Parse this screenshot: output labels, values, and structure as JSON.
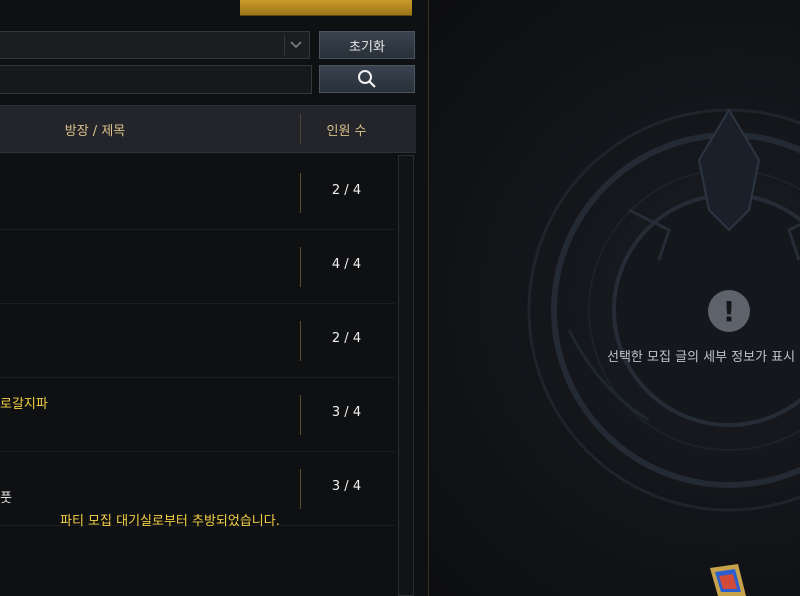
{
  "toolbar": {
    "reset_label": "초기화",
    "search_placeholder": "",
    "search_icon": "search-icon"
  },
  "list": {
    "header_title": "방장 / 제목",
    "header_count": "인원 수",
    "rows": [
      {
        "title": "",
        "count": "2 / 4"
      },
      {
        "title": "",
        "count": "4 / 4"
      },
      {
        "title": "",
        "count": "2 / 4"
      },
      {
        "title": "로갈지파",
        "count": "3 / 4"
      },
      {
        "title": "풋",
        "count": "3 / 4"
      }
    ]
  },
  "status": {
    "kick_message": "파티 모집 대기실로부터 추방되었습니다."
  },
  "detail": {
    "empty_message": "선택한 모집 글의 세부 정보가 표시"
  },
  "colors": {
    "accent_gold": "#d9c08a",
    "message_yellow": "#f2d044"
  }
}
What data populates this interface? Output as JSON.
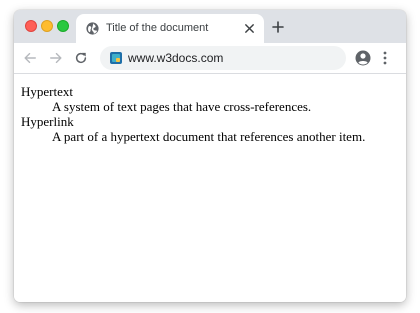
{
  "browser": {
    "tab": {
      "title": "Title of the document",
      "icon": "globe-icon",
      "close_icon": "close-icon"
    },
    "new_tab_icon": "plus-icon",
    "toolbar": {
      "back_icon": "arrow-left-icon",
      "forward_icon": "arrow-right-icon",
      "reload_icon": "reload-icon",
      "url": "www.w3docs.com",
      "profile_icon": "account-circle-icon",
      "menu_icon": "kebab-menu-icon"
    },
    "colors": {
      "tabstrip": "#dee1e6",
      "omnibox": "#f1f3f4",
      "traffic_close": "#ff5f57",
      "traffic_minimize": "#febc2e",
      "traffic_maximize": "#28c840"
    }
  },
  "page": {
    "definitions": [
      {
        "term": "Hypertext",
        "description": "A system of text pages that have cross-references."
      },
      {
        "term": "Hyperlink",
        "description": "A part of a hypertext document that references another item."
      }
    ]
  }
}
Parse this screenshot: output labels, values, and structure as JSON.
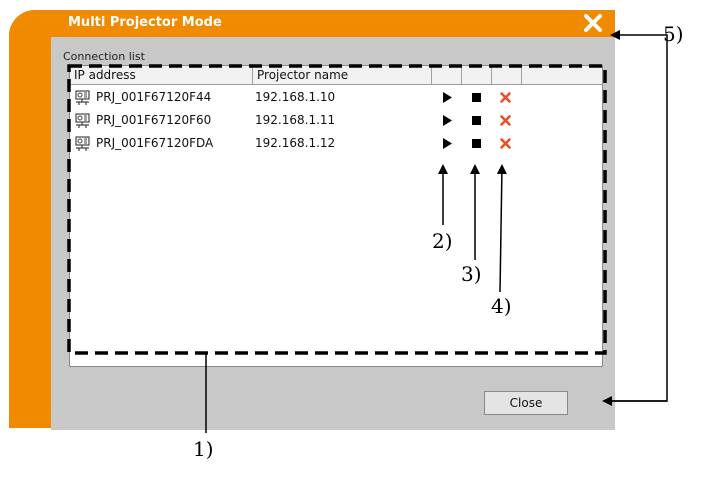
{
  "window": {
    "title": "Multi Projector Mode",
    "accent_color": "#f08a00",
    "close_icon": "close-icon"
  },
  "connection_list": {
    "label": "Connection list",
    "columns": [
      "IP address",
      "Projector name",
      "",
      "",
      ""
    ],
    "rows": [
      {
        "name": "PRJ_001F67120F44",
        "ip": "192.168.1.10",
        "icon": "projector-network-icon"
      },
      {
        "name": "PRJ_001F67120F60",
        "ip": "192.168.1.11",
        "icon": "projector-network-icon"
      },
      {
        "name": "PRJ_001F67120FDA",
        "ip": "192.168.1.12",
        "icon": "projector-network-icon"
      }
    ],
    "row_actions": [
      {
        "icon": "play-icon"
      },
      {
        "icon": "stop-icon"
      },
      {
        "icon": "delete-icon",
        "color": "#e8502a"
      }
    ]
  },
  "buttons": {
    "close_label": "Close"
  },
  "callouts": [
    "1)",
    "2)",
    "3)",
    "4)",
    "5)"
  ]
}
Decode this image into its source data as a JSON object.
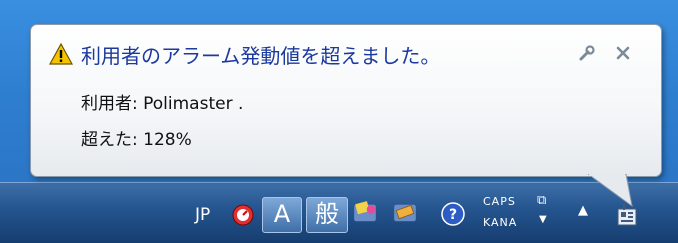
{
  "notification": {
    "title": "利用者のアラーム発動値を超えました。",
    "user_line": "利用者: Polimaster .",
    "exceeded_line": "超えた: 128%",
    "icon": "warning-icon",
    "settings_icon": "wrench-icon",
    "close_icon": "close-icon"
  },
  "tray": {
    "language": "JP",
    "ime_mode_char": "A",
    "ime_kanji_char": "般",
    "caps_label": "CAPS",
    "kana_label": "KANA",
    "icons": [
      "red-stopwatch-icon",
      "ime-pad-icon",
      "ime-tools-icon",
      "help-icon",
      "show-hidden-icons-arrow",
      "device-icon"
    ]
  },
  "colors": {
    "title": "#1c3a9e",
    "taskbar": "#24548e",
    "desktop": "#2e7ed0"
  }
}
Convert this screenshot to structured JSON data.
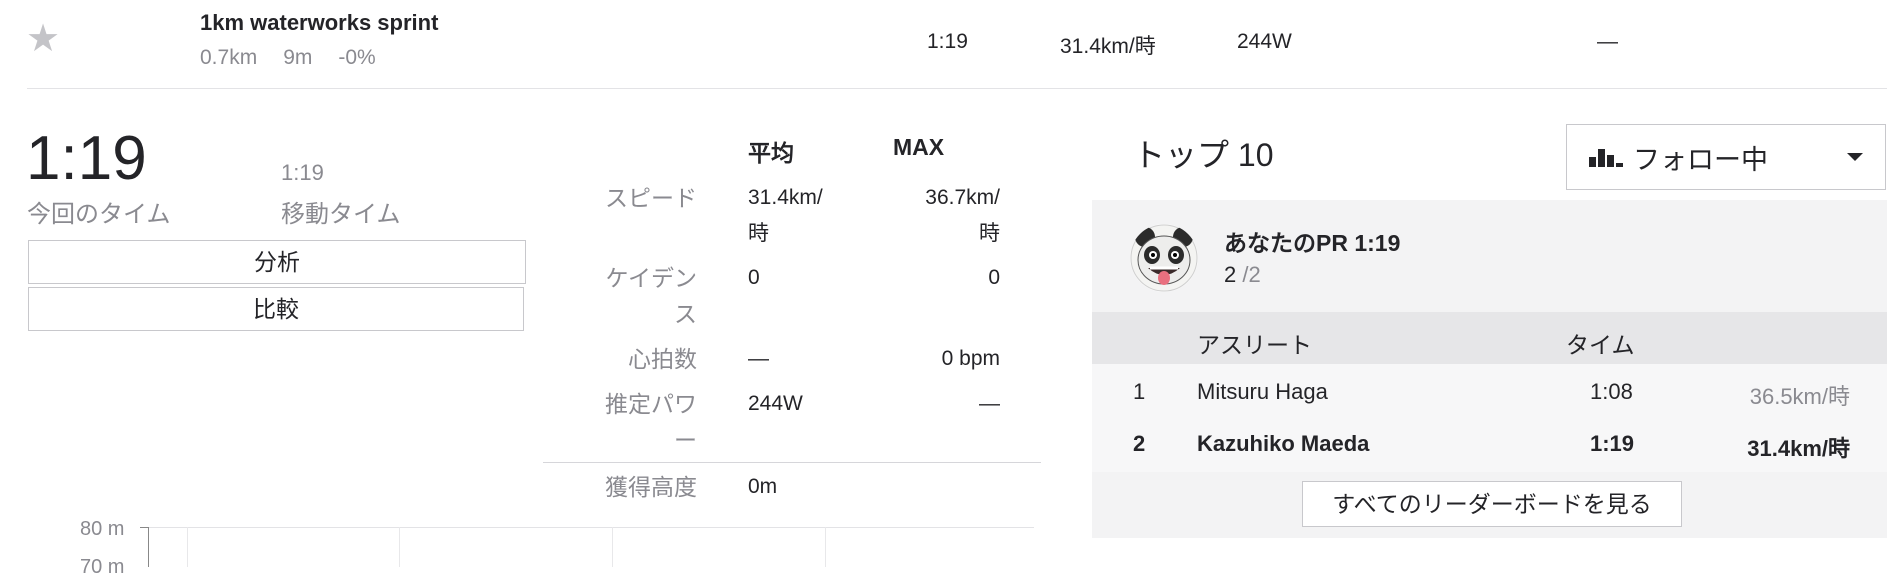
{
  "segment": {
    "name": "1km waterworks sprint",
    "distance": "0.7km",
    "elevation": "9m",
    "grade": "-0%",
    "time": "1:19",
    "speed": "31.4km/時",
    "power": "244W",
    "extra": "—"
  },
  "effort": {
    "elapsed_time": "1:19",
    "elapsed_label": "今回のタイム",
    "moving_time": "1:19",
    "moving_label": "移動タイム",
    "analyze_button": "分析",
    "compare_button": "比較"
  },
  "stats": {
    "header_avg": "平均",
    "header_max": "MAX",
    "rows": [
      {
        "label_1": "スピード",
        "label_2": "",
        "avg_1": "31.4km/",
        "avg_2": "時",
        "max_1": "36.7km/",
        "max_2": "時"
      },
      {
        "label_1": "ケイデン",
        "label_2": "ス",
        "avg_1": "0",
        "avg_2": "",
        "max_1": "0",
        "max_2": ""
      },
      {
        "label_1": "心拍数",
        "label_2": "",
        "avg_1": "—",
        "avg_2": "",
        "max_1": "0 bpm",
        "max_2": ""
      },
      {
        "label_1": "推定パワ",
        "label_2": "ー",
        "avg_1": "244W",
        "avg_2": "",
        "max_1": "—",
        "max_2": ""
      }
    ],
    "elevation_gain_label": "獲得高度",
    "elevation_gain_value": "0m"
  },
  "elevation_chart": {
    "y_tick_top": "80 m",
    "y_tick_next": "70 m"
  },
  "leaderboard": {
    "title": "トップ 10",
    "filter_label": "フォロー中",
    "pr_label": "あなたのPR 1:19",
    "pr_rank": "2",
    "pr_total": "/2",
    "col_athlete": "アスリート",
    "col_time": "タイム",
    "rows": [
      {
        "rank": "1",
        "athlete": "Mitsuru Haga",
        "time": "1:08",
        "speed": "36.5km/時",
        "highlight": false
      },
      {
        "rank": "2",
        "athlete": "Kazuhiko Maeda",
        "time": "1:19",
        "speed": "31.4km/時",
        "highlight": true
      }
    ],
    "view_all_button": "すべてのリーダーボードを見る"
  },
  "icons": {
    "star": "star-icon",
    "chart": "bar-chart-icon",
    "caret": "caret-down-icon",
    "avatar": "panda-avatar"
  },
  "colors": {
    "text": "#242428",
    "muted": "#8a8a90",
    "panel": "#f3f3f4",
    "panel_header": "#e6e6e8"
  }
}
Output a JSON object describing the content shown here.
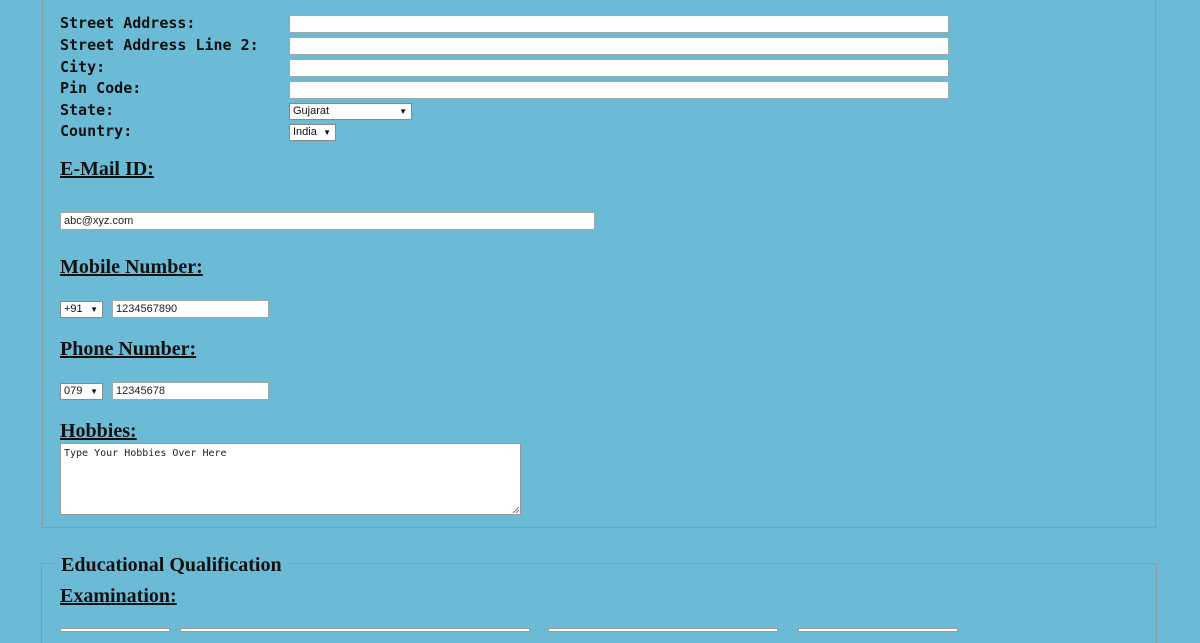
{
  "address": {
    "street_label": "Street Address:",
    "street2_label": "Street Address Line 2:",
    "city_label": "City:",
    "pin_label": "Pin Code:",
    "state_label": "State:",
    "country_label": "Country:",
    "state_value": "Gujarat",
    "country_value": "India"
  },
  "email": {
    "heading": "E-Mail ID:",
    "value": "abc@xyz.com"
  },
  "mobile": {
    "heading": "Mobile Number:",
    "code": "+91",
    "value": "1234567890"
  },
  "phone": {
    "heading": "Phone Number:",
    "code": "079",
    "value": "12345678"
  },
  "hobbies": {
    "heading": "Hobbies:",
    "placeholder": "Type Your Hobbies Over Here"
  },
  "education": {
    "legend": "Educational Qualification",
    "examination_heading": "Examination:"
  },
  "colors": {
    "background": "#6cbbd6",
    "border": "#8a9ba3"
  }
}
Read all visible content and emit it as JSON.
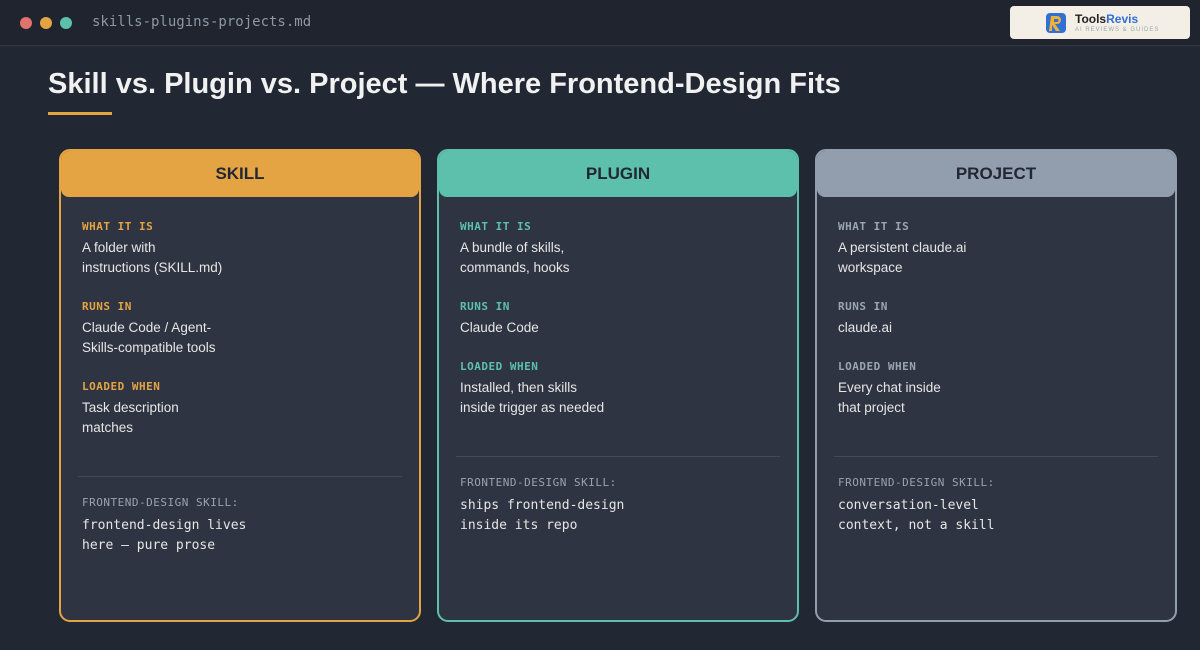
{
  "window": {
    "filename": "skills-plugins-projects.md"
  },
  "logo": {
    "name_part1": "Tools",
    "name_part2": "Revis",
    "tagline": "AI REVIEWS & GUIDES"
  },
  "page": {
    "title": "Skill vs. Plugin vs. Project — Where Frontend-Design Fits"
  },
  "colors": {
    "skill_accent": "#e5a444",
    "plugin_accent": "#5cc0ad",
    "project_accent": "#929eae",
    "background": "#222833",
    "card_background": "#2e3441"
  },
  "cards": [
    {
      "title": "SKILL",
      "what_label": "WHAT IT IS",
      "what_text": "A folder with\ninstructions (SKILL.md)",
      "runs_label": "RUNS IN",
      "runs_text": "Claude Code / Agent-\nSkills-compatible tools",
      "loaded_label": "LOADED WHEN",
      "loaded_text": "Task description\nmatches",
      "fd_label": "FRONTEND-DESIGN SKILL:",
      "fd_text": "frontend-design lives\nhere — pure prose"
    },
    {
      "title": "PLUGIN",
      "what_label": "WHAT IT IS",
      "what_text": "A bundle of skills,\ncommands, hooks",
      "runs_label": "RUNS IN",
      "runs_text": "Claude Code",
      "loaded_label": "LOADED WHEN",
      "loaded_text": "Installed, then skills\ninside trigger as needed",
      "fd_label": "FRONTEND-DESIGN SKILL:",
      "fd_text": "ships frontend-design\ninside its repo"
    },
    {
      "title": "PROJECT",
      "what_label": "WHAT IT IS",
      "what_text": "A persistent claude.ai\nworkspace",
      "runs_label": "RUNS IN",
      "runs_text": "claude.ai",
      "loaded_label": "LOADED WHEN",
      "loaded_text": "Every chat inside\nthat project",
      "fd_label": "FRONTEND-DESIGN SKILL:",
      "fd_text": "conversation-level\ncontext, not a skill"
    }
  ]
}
◆ ◆ ◆ ◆
*Aim:* Identify lines with the string "JSON". Copy each one.

*Answer for the task:*
Parse this screenshot: output labels, values, and structure as JSON.
What data populates this interface? Output as JSON.
Parse this screenshot: output labels, values, and structure as JSON.
Decode this image into its source data as a JSON object.
Convert this screenshot to structured JSON data.
Output a JSON object describing the content shown here.
Read all visible content and emit it as JSON.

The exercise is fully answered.